Задание 1: Повторите без изменений строки листинга, начиная со строки, содержащей "commenter-name[interactable]: Jamilton Lopes", и заканчивая строкой, содержащей "post-text: meu namorado", включая обе эти строки.

Выбранный фрагмент:
───

Литмир - Электронная Библиотека
A
A

Такъ расширяется драматическій элементъ въ чарахъ. Вмѣсто простыхъ изобразительныхъ дѣйствій нашего знахаря появляются цѣлыя сценки, исполняющіяся нѣсколькими лицами; а у дикихъ народовъ въ нихъ участвуютъ уже не только цѣлыя селенія, но даже племена. У насъ сохранились остатки такихъ массовыхъ чарованій хотя бы въ видѣ опахиванія селъ. А если справедлива теорія Фрэзера и положенія Аничкова, то пережиткомъ подобныхъ же чаръ являются и нѣкоторые сохранившіеся обряды, теперь обратившіеся въ простыя забавы.

289

Перехожу къ массовымъ чарамъ дикихъ. Значительный матеріалъ по этому вопросу находится у Ревиля въ цитированной выше книгѣ. Танцы у дикихъ играютъ громадную общественную роль. Ни одно крупное событіе въ жизни племени не обходится безъ общественныхъ танцевъ. Собираются ли воевать — предварительно устраиваютъ танецъ, чтобы обезпечить побѣду надъ врагомъ. Готовятся ли къ охотѣ — танцуютъ, чтобы охота была удачна. Ушли бизоны изъ окрестной мѣстности, надо ихъ вернуть — опять танецъ, и т. д. Словомъ, чтобы племя ни начало, оно прибѣгаетъ къ магическому танцу для обезпеченія успѣха предпріятія. Характерной чертой всѣхъ подобныхъ танцевъ является то, что всѣ они мимическіе. Они драматизируютъ, представляютъ то самое, что участники ихъ желаютъ видѣть осуществленнымъ на самомъ дѣлѣ. Такъ, прежде чѣмъ итти на войну, американскіе краснокожіе исполняютъ танецъ, въ которомъ изображается хорошій захватъ добычи). Вотъ эта-то драматическая, изобразительная сторона танца и ставитъ его на одну линію съ тѣми чарами, какія мы разсматривали выше. Вѣдь совершенно такъ же, желая обезпечить урожай, представляютъ, что хозяина не видно за горой хлѣба. Желая ослѣпить врага, прокалываютъ глаза жабѣ. Уже Ревиль замѣтилъ это сходство танцевъ дикихъ съ простыми чарами. Онъ называетъ ихъ квази-теургическимъ средствомъ и говоритъ, что они держатся на той наивной идеѣ, матери всѣхъ суевѣрій и колдовства, что, изображая желанное явленіе, какъ будто бы заставляютъ судьбу слѣдовать тѣмъ же самымъ путемъ). Опишемъ теперь нѣсколько такихъ магическихъ танцевъ. Nootkas имѣютъ „танецъ тюленей“, который исполняется предъ отправленіемъ на охоту за этими животными. Участники танца входятъ голыми въ море, несмотря на жестокій холодъ; потомъ выходятъ изъ него, волочась по песку на локтяхъ, производя жалобный крикъ, подражая до иллюзіи похоже тюленямъ. Они проникаютъ въ хижины, все въ томъ же положеніи, оползаютъ вокругъ очага, послѣ чего вскакиваютъ на ноги и танцуютъ, какъ бѣшеные.

───

Листинг расположения элементов:
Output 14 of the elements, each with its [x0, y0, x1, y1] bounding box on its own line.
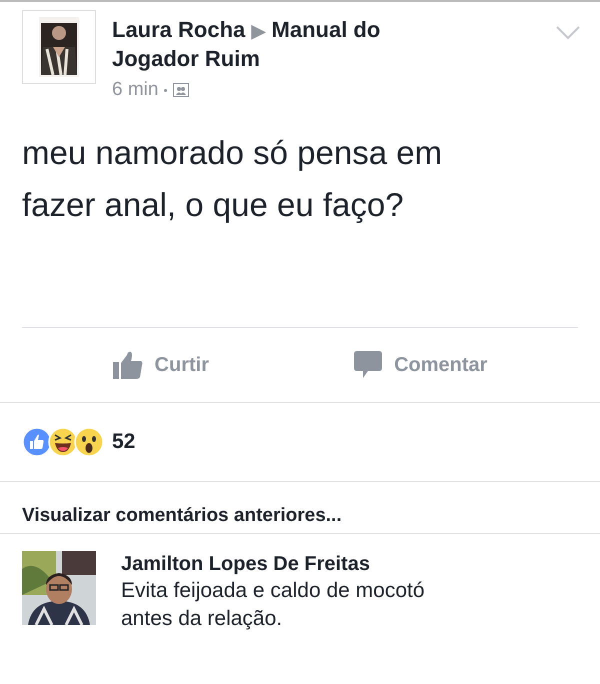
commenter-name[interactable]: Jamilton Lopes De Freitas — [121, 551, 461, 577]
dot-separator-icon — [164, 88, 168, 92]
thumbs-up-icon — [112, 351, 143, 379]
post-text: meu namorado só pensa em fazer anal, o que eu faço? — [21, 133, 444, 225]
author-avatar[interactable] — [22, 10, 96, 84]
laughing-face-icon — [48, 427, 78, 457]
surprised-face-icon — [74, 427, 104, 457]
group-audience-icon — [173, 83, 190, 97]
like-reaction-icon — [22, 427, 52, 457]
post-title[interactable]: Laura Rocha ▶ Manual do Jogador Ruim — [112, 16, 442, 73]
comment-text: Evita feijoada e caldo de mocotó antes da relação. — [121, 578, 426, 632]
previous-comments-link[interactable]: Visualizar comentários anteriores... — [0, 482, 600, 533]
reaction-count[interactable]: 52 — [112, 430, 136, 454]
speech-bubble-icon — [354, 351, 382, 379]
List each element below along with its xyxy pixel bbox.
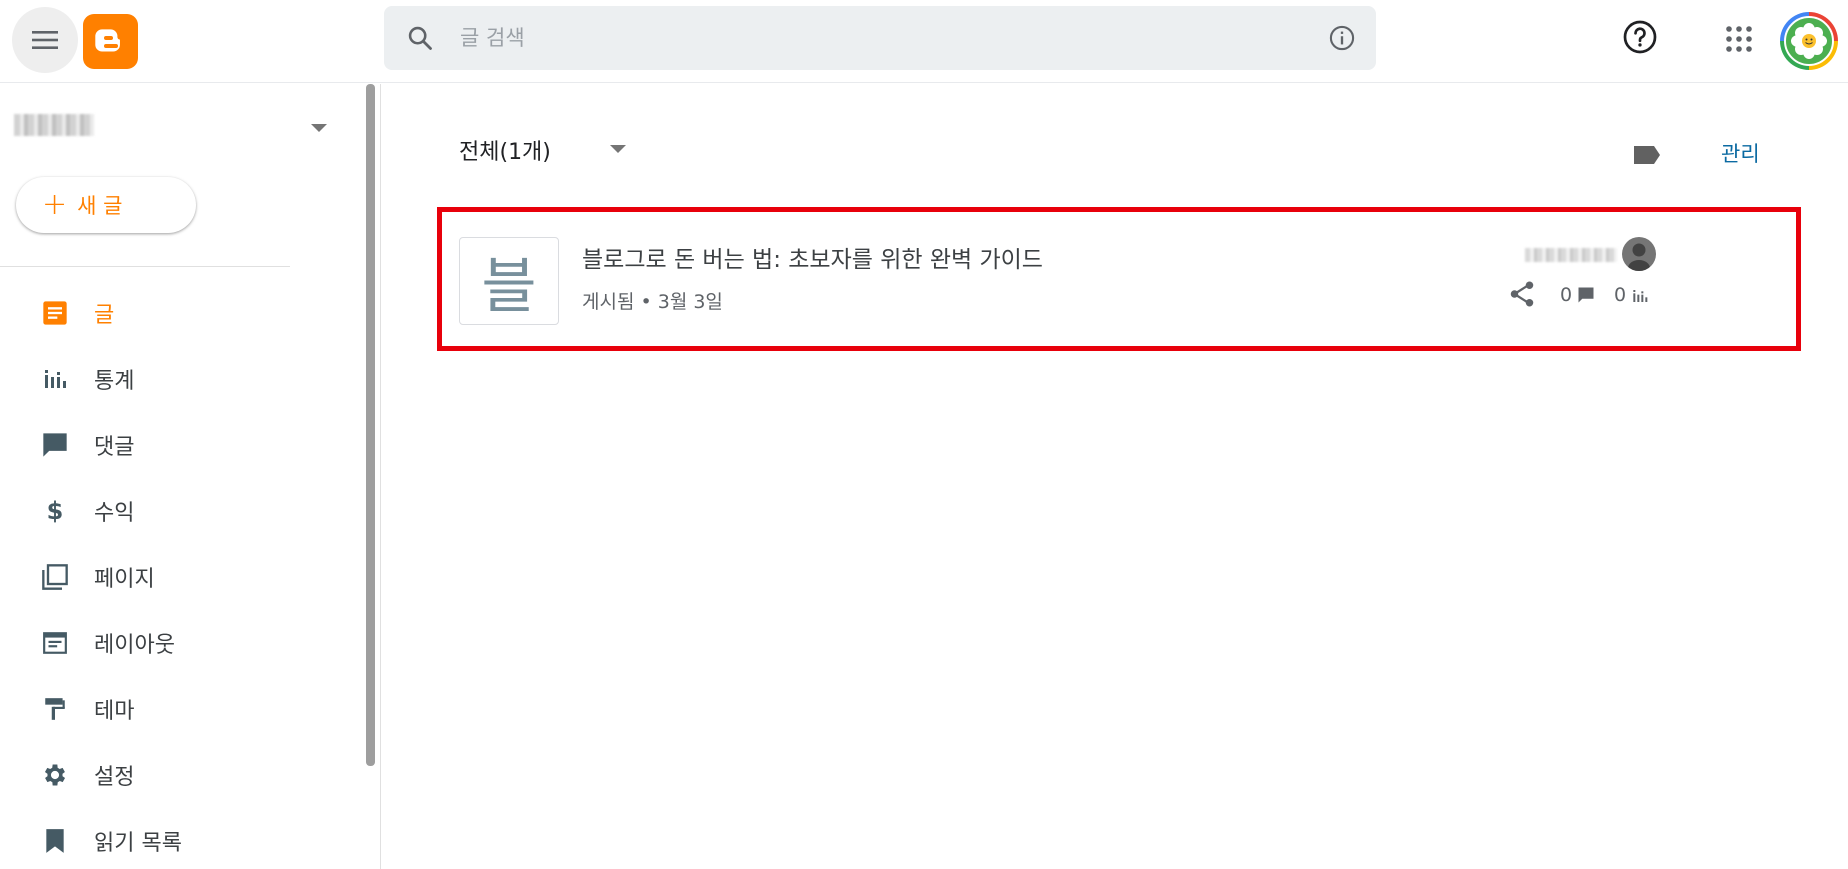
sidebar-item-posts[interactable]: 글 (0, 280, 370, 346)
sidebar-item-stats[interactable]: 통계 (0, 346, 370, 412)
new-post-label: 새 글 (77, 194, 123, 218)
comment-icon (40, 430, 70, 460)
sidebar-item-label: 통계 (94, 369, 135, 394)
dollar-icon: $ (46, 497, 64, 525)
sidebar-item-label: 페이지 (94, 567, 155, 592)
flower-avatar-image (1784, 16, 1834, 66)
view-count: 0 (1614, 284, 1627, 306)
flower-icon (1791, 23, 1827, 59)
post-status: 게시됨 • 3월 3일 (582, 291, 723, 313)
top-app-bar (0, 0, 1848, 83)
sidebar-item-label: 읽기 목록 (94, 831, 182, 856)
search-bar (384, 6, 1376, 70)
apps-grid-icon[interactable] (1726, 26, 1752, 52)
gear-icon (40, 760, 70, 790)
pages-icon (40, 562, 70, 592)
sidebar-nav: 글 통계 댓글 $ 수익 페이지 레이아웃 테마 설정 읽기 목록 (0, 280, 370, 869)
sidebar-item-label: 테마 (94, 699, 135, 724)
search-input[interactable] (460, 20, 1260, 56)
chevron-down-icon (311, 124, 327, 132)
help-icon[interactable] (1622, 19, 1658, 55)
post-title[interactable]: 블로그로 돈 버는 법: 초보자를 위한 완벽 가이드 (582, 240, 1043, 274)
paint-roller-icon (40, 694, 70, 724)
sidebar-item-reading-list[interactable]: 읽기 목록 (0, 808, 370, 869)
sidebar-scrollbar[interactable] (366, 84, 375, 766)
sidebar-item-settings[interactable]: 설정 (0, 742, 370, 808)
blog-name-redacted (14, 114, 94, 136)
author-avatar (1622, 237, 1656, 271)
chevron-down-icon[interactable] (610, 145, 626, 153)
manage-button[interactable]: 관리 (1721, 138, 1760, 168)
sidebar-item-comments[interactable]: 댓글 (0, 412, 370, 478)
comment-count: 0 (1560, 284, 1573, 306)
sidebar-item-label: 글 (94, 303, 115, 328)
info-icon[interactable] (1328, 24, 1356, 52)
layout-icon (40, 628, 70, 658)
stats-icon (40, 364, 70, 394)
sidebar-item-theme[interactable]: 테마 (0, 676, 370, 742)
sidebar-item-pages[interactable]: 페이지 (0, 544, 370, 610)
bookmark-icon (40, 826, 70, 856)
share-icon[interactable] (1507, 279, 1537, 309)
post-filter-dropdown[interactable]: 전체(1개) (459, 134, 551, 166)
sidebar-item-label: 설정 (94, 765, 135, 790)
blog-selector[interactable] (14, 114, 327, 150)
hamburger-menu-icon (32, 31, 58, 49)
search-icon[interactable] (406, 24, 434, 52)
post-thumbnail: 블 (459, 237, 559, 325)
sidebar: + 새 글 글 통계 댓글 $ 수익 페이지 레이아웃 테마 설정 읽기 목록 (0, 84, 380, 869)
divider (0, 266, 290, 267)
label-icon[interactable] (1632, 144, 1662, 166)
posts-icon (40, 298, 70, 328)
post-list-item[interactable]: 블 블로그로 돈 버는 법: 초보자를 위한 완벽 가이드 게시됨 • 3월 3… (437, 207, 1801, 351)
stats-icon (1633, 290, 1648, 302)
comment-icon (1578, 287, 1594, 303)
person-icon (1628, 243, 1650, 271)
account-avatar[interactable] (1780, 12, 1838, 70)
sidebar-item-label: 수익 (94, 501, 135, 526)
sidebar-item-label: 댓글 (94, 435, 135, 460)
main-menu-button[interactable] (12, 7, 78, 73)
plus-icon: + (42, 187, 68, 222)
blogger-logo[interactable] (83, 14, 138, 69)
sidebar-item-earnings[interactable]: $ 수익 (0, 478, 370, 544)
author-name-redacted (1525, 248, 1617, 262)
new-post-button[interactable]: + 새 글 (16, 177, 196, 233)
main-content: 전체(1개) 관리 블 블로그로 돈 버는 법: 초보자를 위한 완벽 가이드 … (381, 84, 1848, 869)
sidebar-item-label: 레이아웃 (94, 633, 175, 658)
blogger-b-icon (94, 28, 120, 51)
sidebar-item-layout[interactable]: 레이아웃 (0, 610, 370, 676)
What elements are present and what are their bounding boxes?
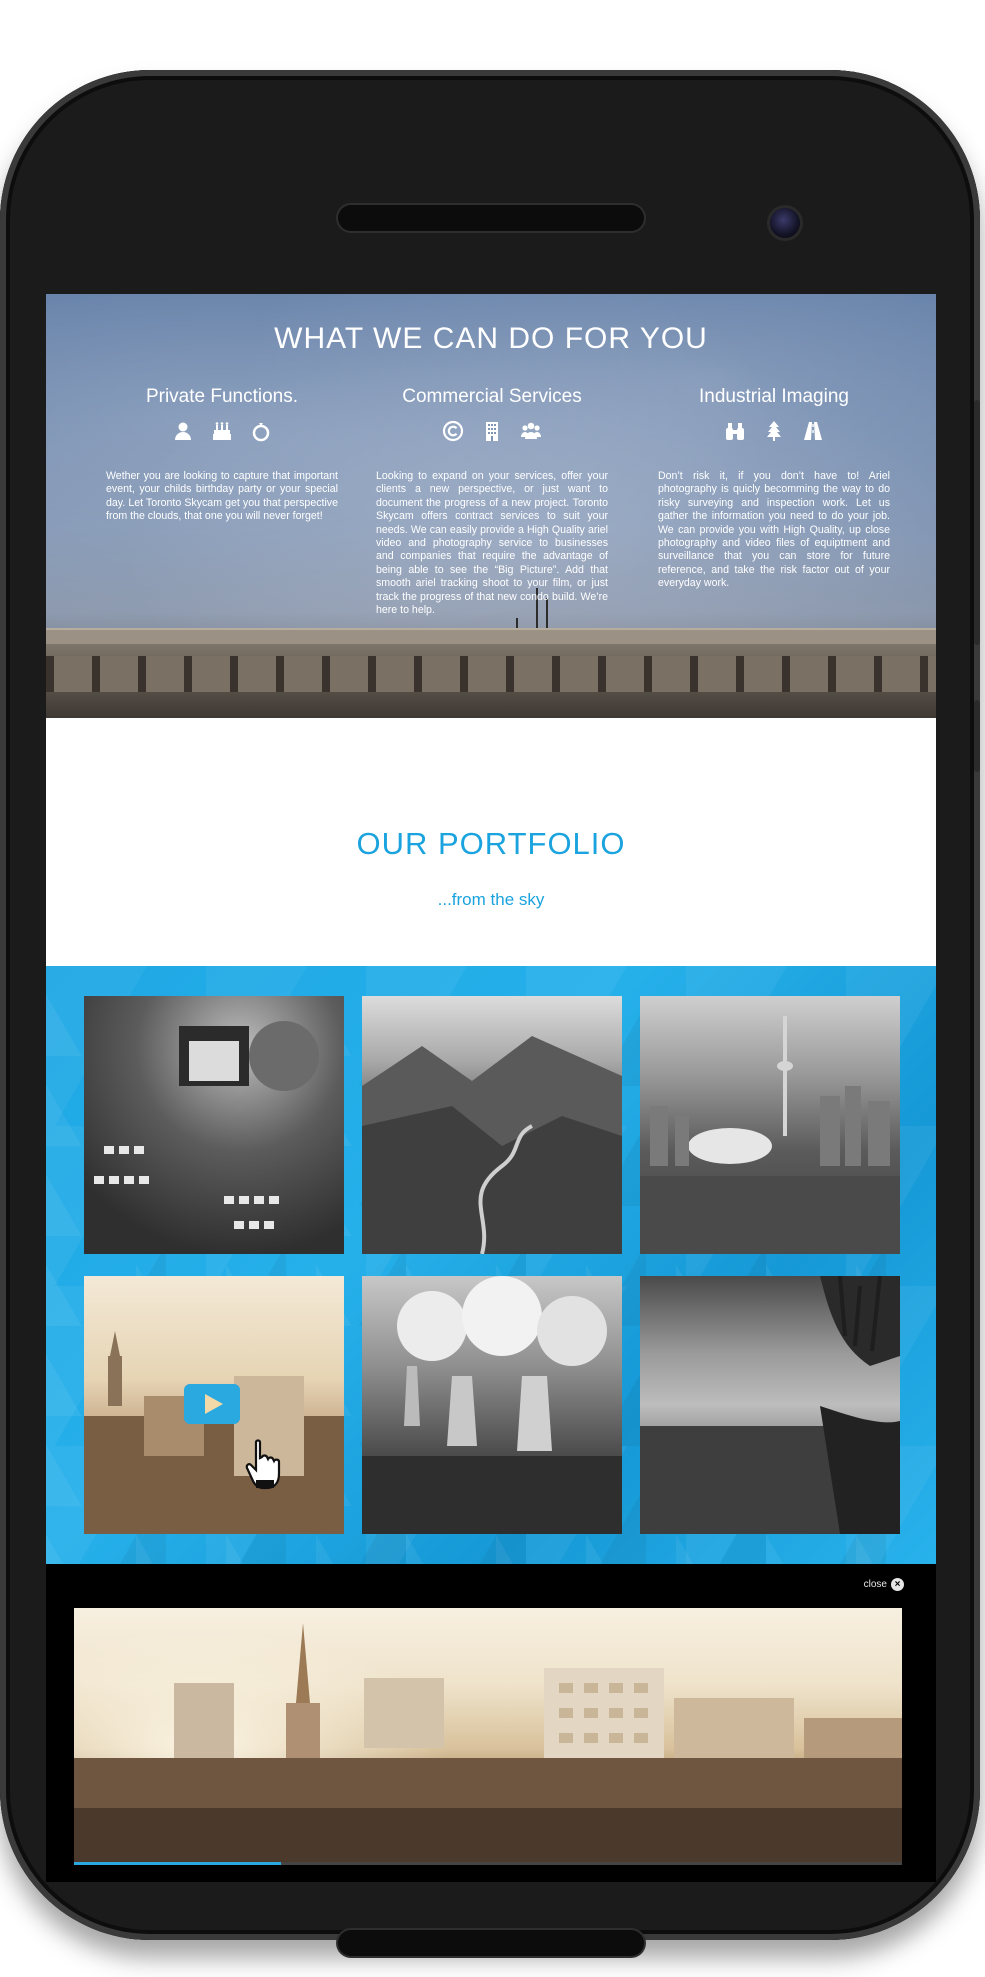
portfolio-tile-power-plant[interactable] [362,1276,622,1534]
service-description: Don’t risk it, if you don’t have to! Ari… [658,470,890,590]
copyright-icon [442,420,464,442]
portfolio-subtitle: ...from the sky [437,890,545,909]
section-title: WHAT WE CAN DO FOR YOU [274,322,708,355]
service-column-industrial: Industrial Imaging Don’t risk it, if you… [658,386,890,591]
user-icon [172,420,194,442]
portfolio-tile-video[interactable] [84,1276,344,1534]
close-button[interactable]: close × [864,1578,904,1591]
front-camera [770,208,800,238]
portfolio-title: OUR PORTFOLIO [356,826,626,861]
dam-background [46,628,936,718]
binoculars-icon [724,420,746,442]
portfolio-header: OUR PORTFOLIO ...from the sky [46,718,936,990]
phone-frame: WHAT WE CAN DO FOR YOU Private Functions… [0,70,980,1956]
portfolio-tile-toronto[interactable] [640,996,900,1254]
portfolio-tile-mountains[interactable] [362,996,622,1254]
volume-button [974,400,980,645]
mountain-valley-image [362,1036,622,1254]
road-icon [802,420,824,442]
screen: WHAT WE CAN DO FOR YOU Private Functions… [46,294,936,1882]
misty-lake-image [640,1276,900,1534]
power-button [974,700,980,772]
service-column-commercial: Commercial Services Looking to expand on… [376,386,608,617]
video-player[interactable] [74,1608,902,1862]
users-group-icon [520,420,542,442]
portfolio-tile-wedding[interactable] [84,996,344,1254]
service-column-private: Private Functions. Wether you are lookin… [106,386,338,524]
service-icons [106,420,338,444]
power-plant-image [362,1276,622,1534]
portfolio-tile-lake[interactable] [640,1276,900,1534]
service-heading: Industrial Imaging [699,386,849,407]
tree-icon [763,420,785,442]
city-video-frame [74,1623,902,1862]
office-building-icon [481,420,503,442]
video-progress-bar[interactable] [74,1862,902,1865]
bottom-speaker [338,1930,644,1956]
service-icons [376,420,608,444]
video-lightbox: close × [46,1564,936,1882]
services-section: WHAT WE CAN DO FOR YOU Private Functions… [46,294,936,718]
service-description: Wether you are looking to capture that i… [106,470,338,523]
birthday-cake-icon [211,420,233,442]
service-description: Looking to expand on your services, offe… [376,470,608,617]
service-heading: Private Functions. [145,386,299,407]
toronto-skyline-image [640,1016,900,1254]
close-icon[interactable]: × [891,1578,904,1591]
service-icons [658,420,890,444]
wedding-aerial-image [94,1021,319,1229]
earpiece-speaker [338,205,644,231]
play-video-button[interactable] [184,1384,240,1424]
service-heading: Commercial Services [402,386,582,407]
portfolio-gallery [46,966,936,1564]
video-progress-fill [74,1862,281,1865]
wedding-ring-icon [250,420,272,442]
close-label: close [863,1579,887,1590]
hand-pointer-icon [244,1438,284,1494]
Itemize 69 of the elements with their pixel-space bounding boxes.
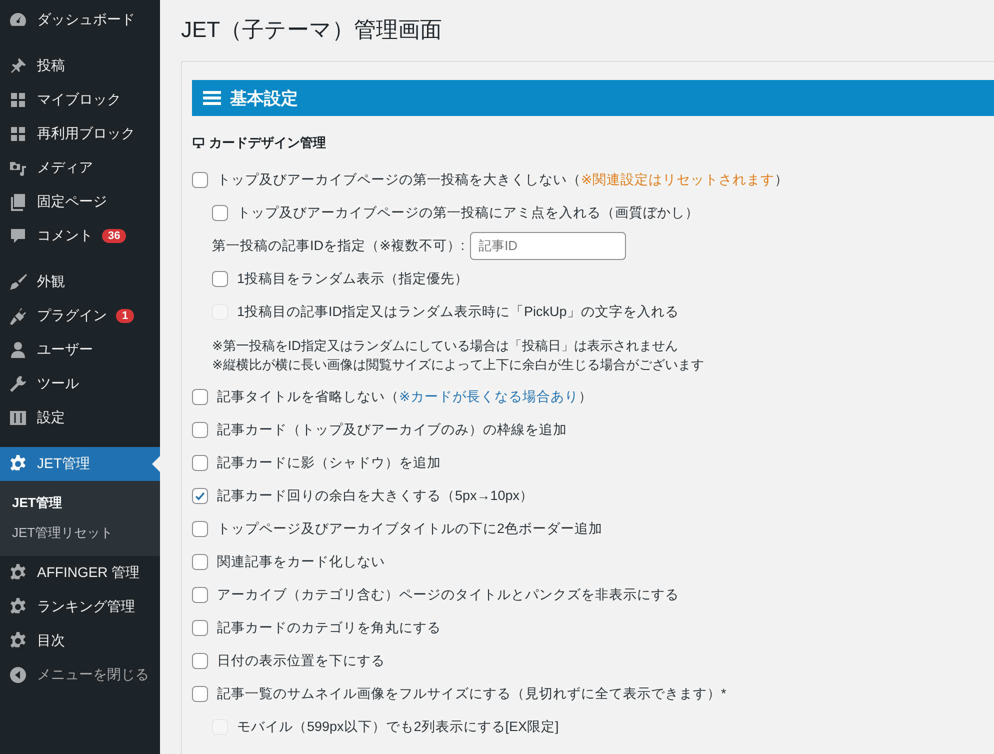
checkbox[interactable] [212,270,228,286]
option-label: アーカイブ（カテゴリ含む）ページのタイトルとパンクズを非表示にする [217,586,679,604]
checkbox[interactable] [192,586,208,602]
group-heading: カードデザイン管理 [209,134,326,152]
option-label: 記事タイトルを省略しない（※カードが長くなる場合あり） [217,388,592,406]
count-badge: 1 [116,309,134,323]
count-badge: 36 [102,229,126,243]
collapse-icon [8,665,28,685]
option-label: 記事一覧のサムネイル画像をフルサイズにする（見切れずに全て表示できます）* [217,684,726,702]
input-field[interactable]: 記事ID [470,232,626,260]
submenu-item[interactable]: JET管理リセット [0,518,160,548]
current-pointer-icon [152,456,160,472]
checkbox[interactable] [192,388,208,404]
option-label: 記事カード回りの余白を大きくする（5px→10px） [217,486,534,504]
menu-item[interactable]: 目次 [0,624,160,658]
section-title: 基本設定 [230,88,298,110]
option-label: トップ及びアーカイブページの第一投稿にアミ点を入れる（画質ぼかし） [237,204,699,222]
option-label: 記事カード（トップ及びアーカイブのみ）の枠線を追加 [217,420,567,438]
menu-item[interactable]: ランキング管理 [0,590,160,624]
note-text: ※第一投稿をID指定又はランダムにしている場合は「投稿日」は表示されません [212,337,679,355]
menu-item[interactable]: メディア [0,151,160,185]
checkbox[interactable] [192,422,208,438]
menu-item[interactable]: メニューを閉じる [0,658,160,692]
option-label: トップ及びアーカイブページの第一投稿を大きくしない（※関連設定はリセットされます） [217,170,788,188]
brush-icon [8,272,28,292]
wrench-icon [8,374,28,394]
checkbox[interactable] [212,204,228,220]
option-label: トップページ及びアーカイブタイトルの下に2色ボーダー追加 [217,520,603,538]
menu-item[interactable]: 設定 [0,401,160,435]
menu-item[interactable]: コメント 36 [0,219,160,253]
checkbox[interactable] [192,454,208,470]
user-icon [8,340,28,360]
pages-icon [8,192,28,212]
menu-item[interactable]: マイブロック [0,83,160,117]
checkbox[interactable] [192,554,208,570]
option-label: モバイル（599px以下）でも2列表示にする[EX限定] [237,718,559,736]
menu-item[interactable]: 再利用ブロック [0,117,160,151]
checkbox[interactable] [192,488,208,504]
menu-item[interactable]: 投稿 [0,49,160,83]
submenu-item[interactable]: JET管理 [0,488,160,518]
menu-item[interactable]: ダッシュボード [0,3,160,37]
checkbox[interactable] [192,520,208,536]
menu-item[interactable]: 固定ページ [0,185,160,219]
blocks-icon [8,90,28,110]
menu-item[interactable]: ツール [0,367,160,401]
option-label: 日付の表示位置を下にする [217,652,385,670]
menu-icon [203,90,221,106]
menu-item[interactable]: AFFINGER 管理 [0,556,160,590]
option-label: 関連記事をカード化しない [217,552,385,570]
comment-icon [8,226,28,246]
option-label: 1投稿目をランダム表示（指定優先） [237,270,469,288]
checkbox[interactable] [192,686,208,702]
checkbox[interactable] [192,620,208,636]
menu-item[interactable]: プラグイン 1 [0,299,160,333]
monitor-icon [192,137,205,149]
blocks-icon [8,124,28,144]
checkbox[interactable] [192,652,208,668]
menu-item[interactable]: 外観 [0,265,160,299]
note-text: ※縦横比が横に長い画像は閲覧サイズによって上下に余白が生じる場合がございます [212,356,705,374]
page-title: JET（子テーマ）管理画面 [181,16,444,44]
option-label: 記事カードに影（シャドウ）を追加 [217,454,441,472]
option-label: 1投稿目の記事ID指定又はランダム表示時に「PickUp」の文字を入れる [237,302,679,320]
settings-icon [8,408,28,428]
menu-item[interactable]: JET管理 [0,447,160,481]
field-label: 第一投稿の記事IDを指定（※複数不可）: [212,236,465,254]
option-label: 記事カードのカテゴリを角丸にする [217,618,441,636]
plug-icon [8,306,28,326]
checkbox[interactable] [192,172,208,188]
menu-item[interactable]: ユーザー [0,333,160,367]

───

Задание 2: Продолжите текст о массовых чарах и магических танцах у диких народов, начав сразу после его последнего предложения.

Результат выполнения 1:
commenter-name[interactable]: Jamilton Lopes De Freitas — [121, 551, 461, 577]
dot-separator-icon — [164, 88, 168, 92]
thumbs-up-icon — [112, 351, 143, 379]
post-text: meu namorado só pensa em fazer anal, o que eu faço? — [21, 133, 444, 225]

Результат выполнения 2:
290

Этотъ танецъ изображаетъ прибытіе тюленей, которыхъ надѣются получить и маслянистое мясо которыхъ будутъ ѣсть).

У Mandans каждый членъ племени долженъ имѣть въ своей хижинѣ высушенную пустую голову бизона, но всегда съ сохранившейся на ней кожей и рогами, для того, чтобы надѣвать ее и, замаскированнымъ такимъ образомъ, принимать участіе въ „танцѣ бизоновъ“, который исполняется всякій разъ, какъ стада дикихъ бизоновъ уйдутъ такъ далеко, что не знаютъ уже, гдѣ ихъ встрѣтить. Въ это время старики поютъ гимны Маниту, чтобы онъ вернулъ бизоновъ). Особенно краснорѣчива пантомима у другого племени — Minnatarees. Шесть человѣкъ играютъ роль животныхъ, великолѣпно имитируя ихъ мычаніе. Позади ихъ одинъ человѣкъ дѣлаетъ видъ, будто бы гонитъ ихъ передъ собой, и, по временамъ, приложивши руки къ лицу, поетъ „нѣчто въ родѣ молитвы“, выражающей пожеланіе успѣха въ охотѣ).

Такъ же Sioux, прежде чѣмъ отправиться на охоту за медвѣдями, исполняютъ „танецъ медвѣдей“, точно воспроизводя движенія медвѣдя: идетъ ли онъ на заднихъ ногахъ, двигается ли на четырехъ лапахъ, выпрямляется ли, чтобы лучше видѣть. Остальные члены племени обращаются въ это время съ пѣсней къ Маниту, прося его милости).

Существуютъ подобные же военные танцы, гдѣ изображаются преслѣдованіе врага, засады, схватки, скальпированіе и т. д.).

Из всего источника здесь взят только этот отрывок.